Part of a data file

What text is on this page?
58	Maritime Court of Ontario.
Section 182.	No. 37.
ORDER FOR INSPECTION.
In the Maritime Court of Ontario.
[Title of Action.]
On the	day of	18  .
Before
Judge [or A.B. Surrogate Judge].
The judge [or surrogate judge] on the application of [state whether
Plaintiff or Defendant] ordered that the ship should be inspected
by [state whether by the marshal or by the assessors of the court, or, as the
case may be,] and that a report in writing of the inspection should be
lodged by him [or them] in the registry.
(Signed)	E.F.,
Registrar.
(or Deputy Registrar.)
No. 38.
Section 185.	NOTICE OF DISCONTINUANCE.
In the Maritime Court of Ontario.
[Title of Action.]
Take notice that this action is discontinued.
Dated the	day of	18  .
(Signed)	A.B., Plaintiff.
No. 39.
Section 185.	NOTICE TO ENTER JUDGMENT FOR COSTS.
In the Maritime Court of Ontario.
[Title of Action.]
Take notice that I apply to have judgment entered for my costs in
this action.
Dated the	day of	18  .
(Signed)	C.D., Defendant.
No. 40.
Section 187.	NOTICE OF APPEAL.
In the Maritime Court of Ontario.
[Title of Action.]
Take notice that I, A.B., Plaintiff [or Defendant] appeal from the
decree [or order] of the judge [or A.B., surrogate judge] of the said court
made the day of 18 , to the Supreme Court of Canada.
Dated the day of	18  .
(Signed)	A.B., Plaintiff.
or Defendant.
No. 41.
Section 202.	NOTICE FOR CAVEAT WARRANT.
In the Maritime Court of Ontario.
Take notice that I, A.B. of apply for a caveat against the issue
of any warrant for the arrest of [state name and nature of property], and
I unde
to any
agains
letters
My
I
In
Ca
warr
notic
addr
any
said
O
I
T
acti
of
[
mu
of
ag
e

THE PROBLEM: In the listing above, count each line that holds the string "Signed". Give the number only.

SOLVED PROBLEM: 4